Extracted data entries:

>> BEGIN

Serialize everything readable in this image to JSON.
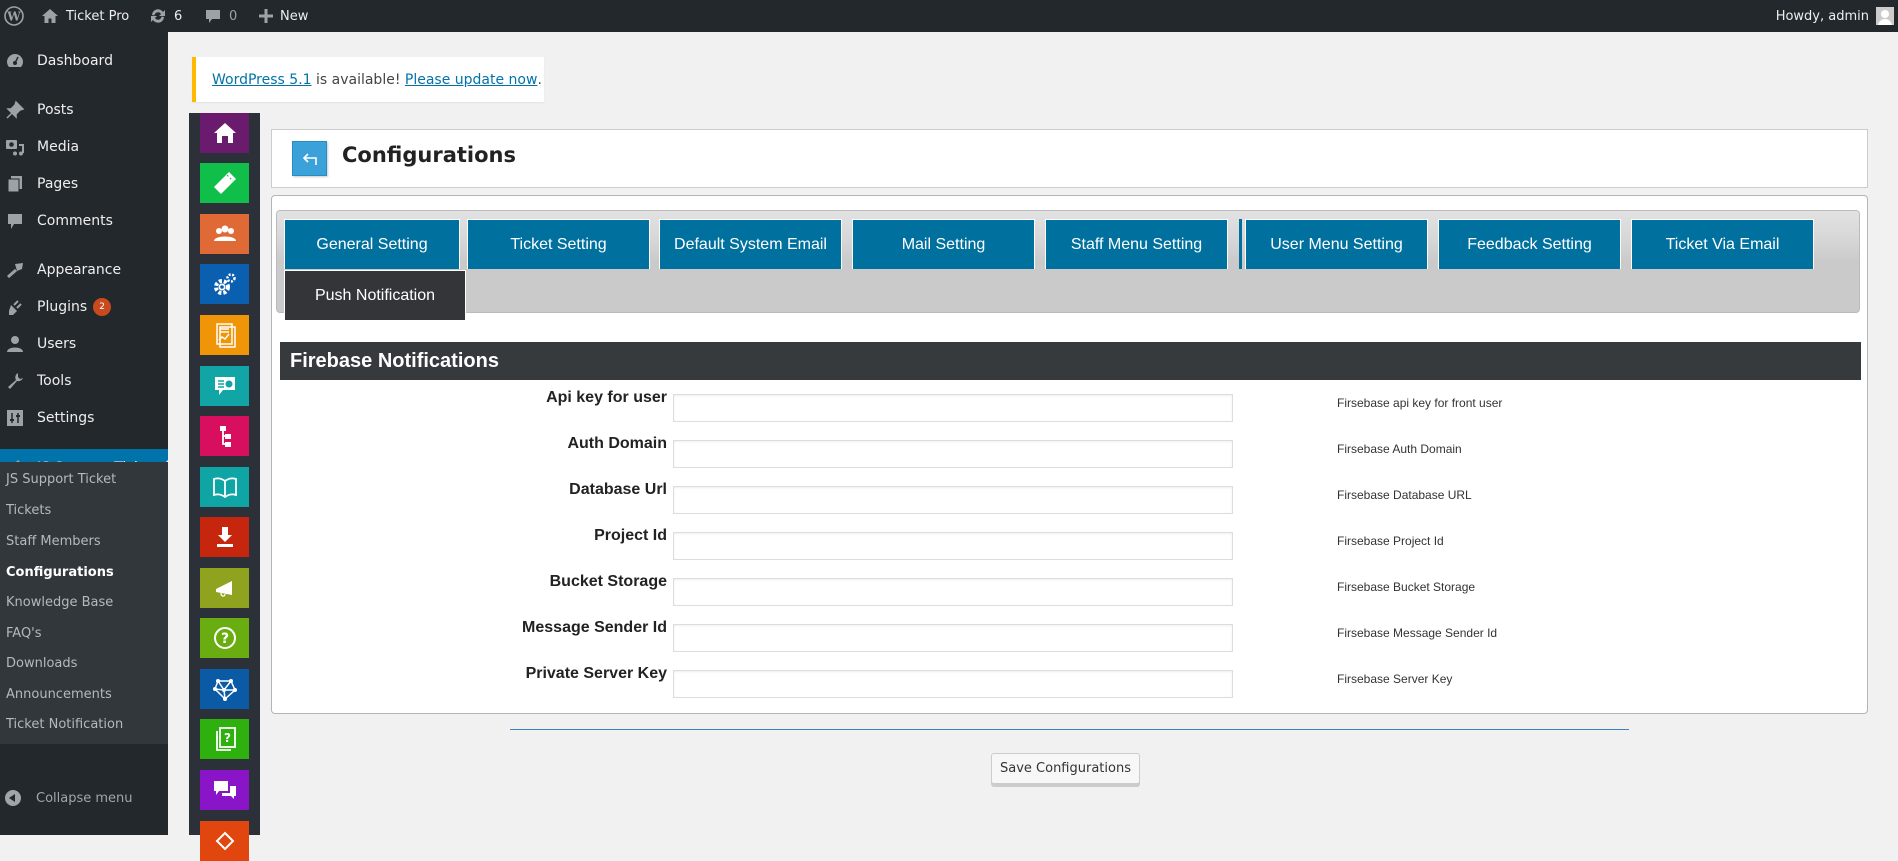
{
  "adminbar": {
    "site_name": "Ticket Pro",
    "updates_count": "6",
    "comments_count": "0",
    "new_label": "New",
    "howdy": "Howdy, admin"
  },
  "sidebar": {
    "items": [
      {
        "label": "Dashboard",
        "icon": "dashboard-icon"
      },
      {
        "label": "Posts",
        "icon": "pin-icon"
      },
      {
        "label": "Media",
        "icon": "media-icon"
      },
      {
        "label": "Pages",
        "icon": "pages-icon"
      },
      {
        "label": "Comments",
        "icon": "comment-icon"
      },
      {
        "label": "Appearance",
        "icon": "brush-icon"
      },
      {
        "label": "Plugins",
        "icon": "plugin-icon",
        "badge": "2"
      },
      {
        "label": "Users",
        "icon": "user-icon"
      },
      {
        "label": "Tools",
        "icon": "wrench-icon"
      },
      {
        "label": "Settings",
        "icon": "settings-icon"
      },
      {
        "label": "JS Support Ticket",
        "icon": "ticket-icon",
        "active": true
      }
    ],
    "submenu": [
      {
        "label": "JS Support Ticket"
      },
      {
        "label": "Tickets"
      },
      {
        "label": "Staff Members"
      },
      {
        "label": "Configurations",
        "current": true
      },
      {
        "label": "Knowledge Base"
      },
      {
        "label": "FAQ's"
      },
      {
        "label": "Downloads"
      },
      {
        "label": "Announcements"
      },
      {
        "label": "Ticket Notification"
      }
    ],
    "collapse_label": "Collapse menu"
  },
  "notice": {
    "link1": "WordPress 5.1",
    "text": " is available! ",
    "link2": "Please update now",
    "end": "."
  },
  "iconbar": [
    {
      "name": "home-icon",
      "color": "#6a1b6e"
    },
    {
      "name": "ticket-icon",
      "color": "#0fbf4a"
    },
    {
      "name": "staff-icon",
      "color": "#e06a36"
    },
    {
      "name": "configuration-gears-icon",
      "color": "#0a5fb0"
    },
    {
      "name": "report-icon",
      "color": "#ef9507"
    },
    {
      "name": "feedback-icon",
      "color": "#12a5a5"
    },
    {
      "name": "department-tree-icon",
      "color": "#d70f5e"
    },
    {
      "name": "knowledge-base-book-icon",
      "color": "#0fa5a5"
    },
    {
      "name": "download-icon",
      "color": "#c6250e"
    },
    {
      "name": "announcement-megaphone-icon",
      "color": "#8fa31e"
    },
    {
      "name": "faq-question-icon",
      "color": "#6aad10"
    },
    {
      "name": "network-icon",
      "color": "#0a5aa5"
    },
    {
      "name": "help-docs-icon",
      "color": "#2eb00e"
    },
    {
      "name": "chat-icon",
      "color": "#8a14c8"
    },
    {
      "name": "theme-icon",
      "color": "#e0460e"
    }
  ],
  "header": {
    "title": "Configurations"
  },
  "tabs": [
    {
      "label": "General Setting"
    },
    {
      "label": "Ticket Setting"
    },
    {
      "label": "Default System Email"
    },
    {
      "label": "Mail Setting"
    },
    {
      "label": "Staff Menu Setting"
    },
    {
      "label": "User Menu Setting"
    },
    {
      "label": "Feedback Setting"
    },
    {
      "label": "Ticket Via Email"
    },
    {
      "label": "Push Notification",
      "active": true
    }
  ],
  "section": {
    "title": "Firebase Notifications",
    "fields": [
      {
        "label": "Api key for user",
        "value": "",
        "description": "Firsebase api key for front user"
      },
      {
        "label": "Auth Domain",
        "value": "",
        "description": "Firsebase Auth Domain"
      },
      {
        "label": "Database Url",
        "value": "",
        "description": "Firsebase Database URL"
      },
      {
        "label": "Project Id",
        "value": "",
        "description": "Firsebase Project Id"
      },
      {
        "label": "Bucket Storage",
        "value": "",
        "description": "Firsebase Bucket Storage"
      },
      {
        "label": "Message Sender Id",
        "value": "",
        "description": "Firsebase Message Sender Id"
      },
      {
        "label": "Private Server Key",
        "value": "",
        "description": "Firsebase Server Key"
      }
    ]
  },
  "save_label": "Save Configurations"
}
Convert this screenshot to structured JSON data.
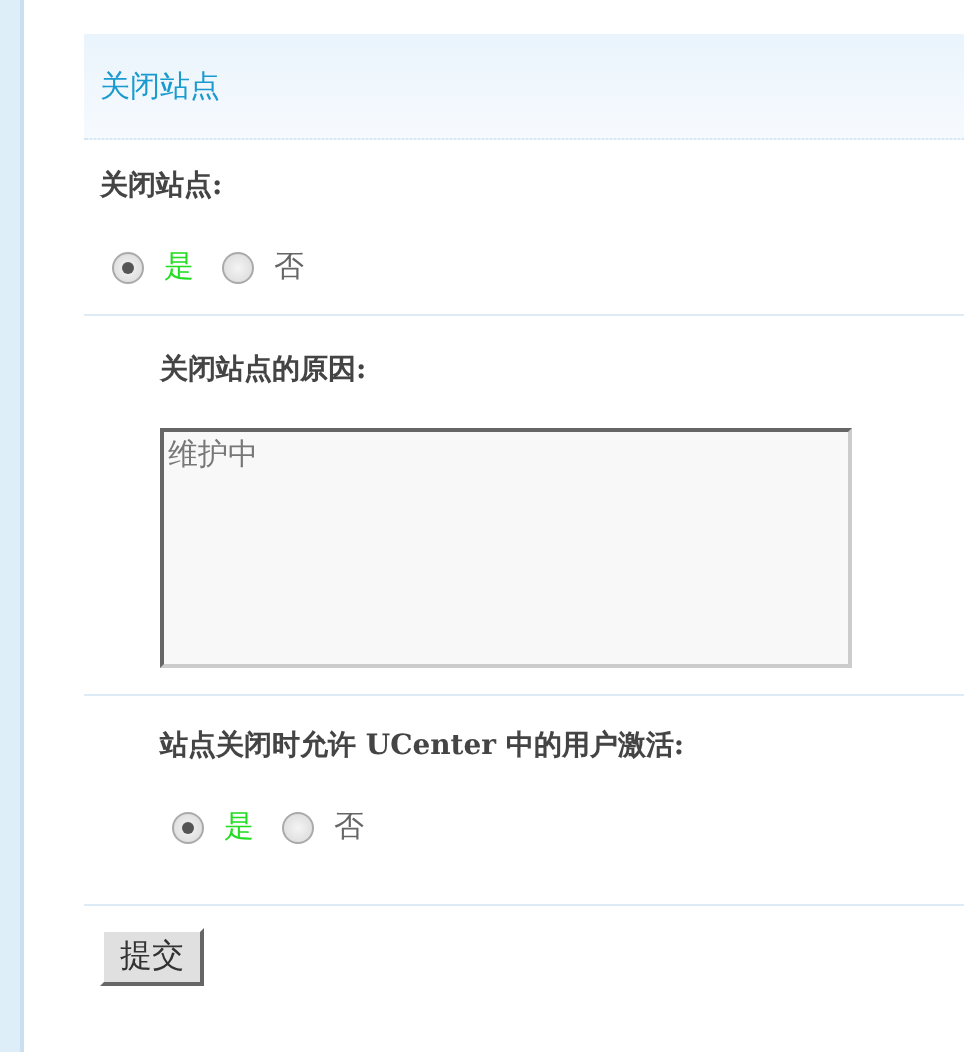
{
  "section": {
    "title": "关闭站点"
  },
  "settings": [
    {
      "kind": "radio",
      "label": "关闭站点:",
      "indent": false,
      "options": [
        {
          "label": "是",
          "selected": true
        },
        {
          "label": "否",
          "selected": false
        }
      ]
    },
    {
      "kind": "textarea",
      "label": "关闭站点的原因:",
      "indent": true,
      "value": "维护中"
    },
    {
      "kind": "radio",
      "label": "站点关闭时允许 UCenter 中的用户激活:",
      "indent": true,
      "options": [
        {
          "label": "是",
          "selected": true
        },
        {
          "label": "否",
          "selected": false
        }
      ]
    }
  ],
  "submit": {
    "label": "提交"
  }
}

>> END

■ Your task ■
Exclude the pictures. Write out the remaining data exactly.

■ The response ■
Serialize everything readable in this image to JSON.
{
  "adminbar": {
    "site_name": "Ticket Pro",
    "updates_count": "6",
    "comments_count": "0",
    "new_label": "New",
    "howdy": "Howdy, admin"
  },
  "sidebar": {
    "items": [
      {
        "label": "Dashboard",
        "icon": "dashboard-icon"
      },
      {
        "label": "Posts",
        "icon": "pin-icon"
      },
      {
        "label": "Media",
        "icon": "media-icon"
      },
      {
        "label": "Pages",
        "icon": "pages-icon"
      },
      {
        "label": "Comments",
        "icon": "comment-icon"
      },
      {
        "label": "Appearance",
        "icon": "brush-icon"
      },
      {
        "label": "Plugins",
        "icon": "plugin-icon",
        "badge": "2"
      },
      {
        "label": "Users",
        "icon": "user-icon"
      },
      {
        "label": "Tools",
        "icon": "wrench-icon"
      },
      {
        "label": "Settings",
        "icon": "settings-icon"
      },
      {
        "label": "JS Support Ticket",
        "icon": "ticket-icon",
        "active": true
      }
    ],
    "submenu": [
      {
        "label": "JS Support Ticket"
      },
      {
        "label": "Tickets"
      },
      {
        "label": "Staff Members"
      },
      {
        "label": "Configurations",
        "current": true
      },
      {
        "label": "Knowledge Base"
      },
      {
        "label": "FAQ's"
      },
      {
        "label": "Downloads"
      },
      {
        "label": "Announcements"
      },
      {
        "label": "Ticket Notification"
      }
    ],
    "collapse_label": "Collapse menu"
  },
  "notice": {
    "link1": "WordPress 5.1",
    "text": " is available! ",
    "link2": "Please update now",
    "end": "."
  },
  "iconbar": [
    {
      "name": "home-icon",
      "color": "#6a1b6e"
    },
    {
      "name": "ticket-icon",
      "color": "#0fbf4a"
    },
    {
      "name": "staff-icon",
      "color": "#e06a36"
    },
    {
      "name": "configuration-gears-icon",
      "color": "#0a5fb0"
    },
    {
      "name": "report-icon",
      "color": "#ef9507"
    },
    {
      "name": "feedback-icon",
      "color": "#12a5a5"
    },
    {
      "name": "department-tree-icon",
      "color": "#d70f5e"
    },
    {
      "name": "knowledge-base-book-icon",
      "color": "#0fa5a5"
    },
    {
      "name": "download-icon",
      "color": "#c6250e"
    },
    {
      "name": "announcement-megaphone-icon",
      "color": "#8fa31e"
    },
    {
      "name": "faq-question-icon",
      "color": "#6aad10"
    },
    {
      "name": "network-icon",
      "color": "#0a5aa5"
    },
    {
      "name": "help-docs-icon",
      "color": "#2eb00e"
    },
    {
      "name": "chat-icon",
      "color": "#8a14c8"
    },
    {
      "name": "theme-icon",
      "color": "#e0460e"
    }
  ],
  "header": {
    "title": "Configurations"
  },
  "tabs": [
    {
      "label": "General Setting"
    },
    {
      "label": "Ticket Setting"
    },
    {
      "label": "Default System Email"
    },
    {
      "label": "Mail Setting"
    },
    {
      "label": "Staff Menu Setting"
    },
    {
      "label": "User Menu Setting"
    },
    {
      "label": "Feedback Setting"
    },
    {
      "label": "Ticket Via Email"
    },
    {
      "label": "Push Notification",
      "active": true
    }
  ],
  "section": {
    "title": "Firebase Notifications",
    "fields": [
      {
        "label": "Api key for user",
        "value": "",
        "description": "Firsebase api key for front user"
      },
      {
        "label": "Auth Domain",
        "value": "",
        "description": "Firsebase Auth Domain"
      },
      {
        "label": "Database Url",
        "value": "",
        "description": "Firsebase Database URL"
      },
      {
        "label": "Project Id",
        "value": "",
        "description": "Firsebase Project Id"
      },
      {
        "label": "Bucket Storage",
        "value": "",
        "description": "Firsebase Bucket Storage"
      },
      {
        "label": "Message Sender Id",
        "value": "",
        "description": "Firsebase Message Sender Id"
      },
      {
        "label": "Private Server Key",
        "value": "",
        "description": "Firsebase Server Key"
      }
    ]
  },
  "save_label": "Save Configurations"
}
Convert this screenshot to structured JSON data.
{
  "section": {
    "title": "关闭站点"
  },
  "settings": [
    {
      "kind": "radio",
      "label": "关闭站点:",
      "indent": false,
      "options": [
        {
          "label": "是",
          "selected": true
        },
        {
          "label": "否",
          "selected": false
        }
      ]
    },
    {
      "kind": "textarea",
      "label": "关闭站点的原因:",
      "indent": true,
      "value": "维护中"
    },
    {
      "kind": "radio",
      "label": "站点关闭时允许 UCenter 中的用户激活:",
      "indent": true,
      "options": [
        {
          "label": "是",
          "selected": true
        },
        {
          "label": "否",
          "selected": false
        }
      ]
    }
  ],
  "submit": {
    "label": "提交"
  }
}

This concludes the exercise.